— start Entries shown —
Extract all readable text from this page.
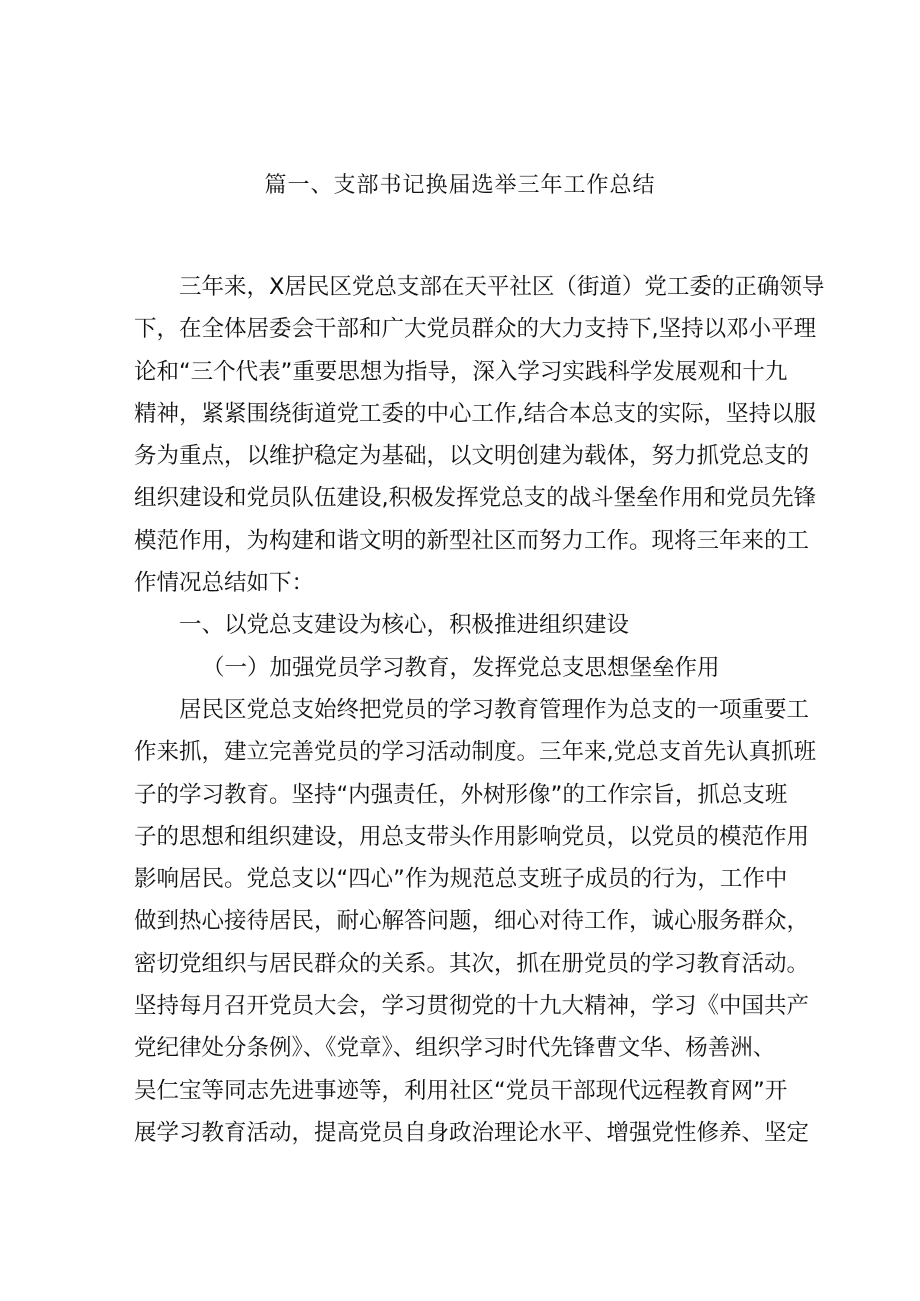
篇一、支部书记换届选举三年工作总结
三年来，X居民区党总支部在天平社区（街道）党工委的正确领导
下，在全体居委会干部和广大党员群众的大力支持下,坚持以邓小平理
论和“三个代表”重要思想为指导，深入学习实践科学发展观和十九
精神，紧紧围绕街道党工委的中心工作,结合本总支的实际，坚持以服
务为重点，以维护稳定为基础，以文明创建为载体，努力抓党总支的
组织建设和党员队伍建设,积极发挥党总支的战斗堡垒作用和党员先锋
模范作用，为构建和谐文明的新型社区而努力工作。现将三年来的工
作情况总结如下：
一、以党总支建设为核心，积极推进组织建设
（一）加强党员学习教育，发挥党总支思想堡垒作用
居民区党总支始终把党员的学习教育管理作为总支的一项重要工
作来抓，建立完善党员的学习活动制度。三年来,党总支首先认真抓班
子的学习教育。坚持“内强责任，外树形像”的工作宗旨，抓总支班
子的思想和组织建设，用总支带头作用影响党员，以党员的模范作用
影响居民。党总支以“四心”作为规范总支班子成员的行为，工作中
做到热心接待居民，耐心解答问题，细心对待工作，诚心服务群众，
密切党组织与居民群众的关系。其次，抓在册党员的学习教育活动。
坚持每月召开党员大会，学习贯彻党的十九大精神，学习《中国共产
党纪律处分条例》、《党章》、组织学习时代先锋曹文华、杨善洲、
吴仁宝等同志先进事迹等，利用社区“党员干部现代远程教育网”开
展学习教育活动，提高党员自身政治理论水平、增强党性修养、坚定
— end Entries shown —
## The exercise
Quote the records in full and exactly; skip any image.

## Result
Extract all readable text from this page.
篇一、支部书记换届选举三年工作总结
三年来，X居民区党总支部在天平社区（街道）党工委的正确领导
下，在全体居委会干部和广大党员群众的大力支持下,坚持以邓小平理
论和“三个代表”重要思想为指导，深入学习实践科学发展观和十九
精神，紧紧围绕街道党工委的中心工作,结合本总支的实际，坚持以服
务为重点，以维护稳定为基础，以文明创建为载体，努力抓党总支的
组织建设和党员队伍建设,积极发挥党总支的战斗堡垒作用和党员先锋
模范作用，为构建和谐文明的新型社区而努力工作。现将三年来的工
作情况总结如下：
一、以党总支建设为核心，积极推进组织建设
（一）加强党员学习教育，发挥党总支思想堡垒作用
居民区党总支始终把党员的学习教育管理作为总支的一项重要工
作来抓，建立完善党员的学习活动制度。三年来,党总支首先认真抓班
子的学习教育。坚持“内强责任，外树形像”的工作宗旨，抓总支班
子的思想和组织建设，用总支带头作用影响党员，以党员的模范作用
影响居民。党总支以“四心”作为规范总支班子成员的行为，工作中
做到热心接待居民，耐心解答问题，细心对待工作，诚心服务群众，
密切党组织与居民群众的关系。其次，抓在册党员的学习教育活动。
坚持每月召开党员大会，学习贯彻党的十九大精神，学习《中国共产
党纪律处分条例》、《党章》、组织学习时代先锋曹文华、杨善洲、
吴仁宝等同志先进事迹等，利用社区“党员干部现代远程教育网”开
展学习教育活动，提高党员自身政治理论水平、增强党性修养、坚定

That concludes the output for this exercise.